- [Record excerpts]:
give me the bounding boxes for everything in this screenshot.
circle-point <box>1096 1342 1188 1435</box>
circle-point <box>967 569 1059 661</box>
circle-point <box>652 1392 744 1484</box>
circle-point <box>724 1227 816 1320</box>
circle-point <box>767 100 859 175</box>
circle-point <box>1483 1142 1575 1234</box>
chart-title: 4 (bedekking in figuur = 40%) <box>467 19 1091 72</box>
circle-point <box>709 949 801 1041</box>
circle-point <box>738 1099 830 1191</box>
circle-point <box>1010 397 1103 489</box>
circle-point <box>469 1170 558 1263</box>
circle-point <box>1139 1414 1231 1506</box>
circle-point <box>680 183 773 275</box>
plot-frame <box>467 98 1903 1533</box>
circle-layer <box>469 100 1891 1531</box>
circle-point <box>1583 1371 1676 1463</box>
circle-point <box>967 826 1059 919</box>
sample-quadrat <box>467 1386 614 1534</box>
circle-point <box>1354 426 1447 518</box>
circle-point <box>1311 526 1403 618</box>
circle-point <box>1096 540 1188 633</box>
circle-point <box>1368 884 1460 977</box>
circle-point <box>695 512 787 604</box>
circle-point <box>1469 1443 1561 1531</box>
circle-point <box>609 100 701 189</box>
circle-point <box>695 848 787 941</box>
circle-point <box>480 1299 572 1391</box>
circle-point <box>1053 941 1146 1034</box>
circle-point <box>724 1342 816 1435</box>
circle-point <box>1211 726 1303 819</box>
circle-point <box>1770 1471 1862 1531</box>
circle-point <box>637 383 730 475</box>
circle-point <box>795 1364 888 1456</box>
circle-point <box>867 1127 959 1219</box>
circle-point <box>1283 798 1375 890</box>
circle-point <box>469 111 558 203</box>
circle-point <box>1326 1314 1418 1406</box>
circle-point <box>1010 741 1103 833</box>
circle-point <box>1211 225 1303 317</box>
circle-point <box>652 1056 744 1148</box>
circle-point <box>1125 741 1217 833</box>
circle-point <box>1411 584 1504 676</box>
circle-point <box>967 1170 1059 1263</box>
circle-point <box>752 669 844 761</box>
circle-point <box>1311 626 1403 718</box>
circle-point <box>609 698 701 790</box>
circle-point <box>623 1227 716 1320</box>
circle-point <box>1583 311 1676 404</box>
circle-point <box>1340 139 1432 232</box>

- [Goal of the exercise]:
Please express every row above as a JSON list of strings, one string per line, leaving out blank lines.

- [The response]:
[
  "give me the bounding boxes for everything in this screenshot.",
  "circle-point <box>1096 1342 1188 1435</box>",
  "circle-point <box>967 569 1059 661</box>",
  "circle-point <box>652 1392 744 1484</box>",
  "circle-point <box>724 1227 816 1320</box>",
  "circle-point <box>767 100 859 175</box>",
  "circle-point <box>1483 1142 1575 1234</box>",
  "chart-title: 4 (bedekking in figuur = 40%) <box>467 19 1091 72</box>",
  "circle-point <box>709 949 801 1041</box>",
  "circle-point <box>738 1099 830 1191</box>",
  "circle-point <box>1010 397 1103 489</box>",
  "circle-point <box>469 1170 558 1263</box>",
  "circle-point <box>1139 1414 1231 1506</box>",
  "circle-point <box>680 183 773 275</box>",
  "plot-frame <box>467 98 1903 1533</box>",
  "circle-layer <box>469 100 1891 1531</box>",
  "circle-point <box>1583 1371 1676 1463</box>",
  "circle-point <box>967 826 1059 919</box>",
  "sample-quadrat <box>467 1386 614 1534</box>",
  "circle-point <box>1354 426 1447 518</box>",
  "circle-point <box>1311 526 1403 618</box>",
  "circle-point <box>1096 540 1188 633</box>",
  "circle-point <box>1368 884 1460 977</box>",
  "circle-point <box>695 512 787 604</box>",
  "circle-point <box>1469 1443 1561 1531</box>",
  "circle-point <box>609 100 701 189</box>",
  "circle-point <box>695 848 787 941</box>",
  "circle-point <box>480 1299 572 1391</box>",
  "circle-point <box>1053 941 1146 1034</box>",
  "circle-point <box>724 1342 816 1435</box>",
  "circle-point <box>1211 726 1303 819</box>",
  "circle-point <box>1770 1471 1862 1531</box>",
  "circle-point <box>637 383 730 475</box>",
  "circle-point <box>795 1364 888 1456</box>",
  "circle-point <box>867 1127 959 1219</box>",
  "circle-point <box>1283 798 1375 890</box>",
  "circle-point <box>469 111 558 203</box>",
  "circle-point <box>1326 1314 1418 1406</box>",
  "circle-point <box>1010 741 1103 833</box>",
  "circle-point <box>1211 225 1303 317</box>",
  "circle-point <box>652 1056 744 1148</box>",
  "circle-point <box>1125 741 1217 833</box>",
  "circle-point <box>1411 584 1504 676</box>",
  "circle-point <box>967 1170 1059 1263</box>",
  "circle-point <box>752 669 844 761</box>",
  "circle-point <box>1311 626 1403 718</box>",
  "circle-point <box>609 698 701 790</box>",
  "circle-point <box>623 1227 716 1320</box>",
  "circle-point <box>1583 311 1676 404</box>",
  "circle-point <box>1340 139 1432 232</box>"
]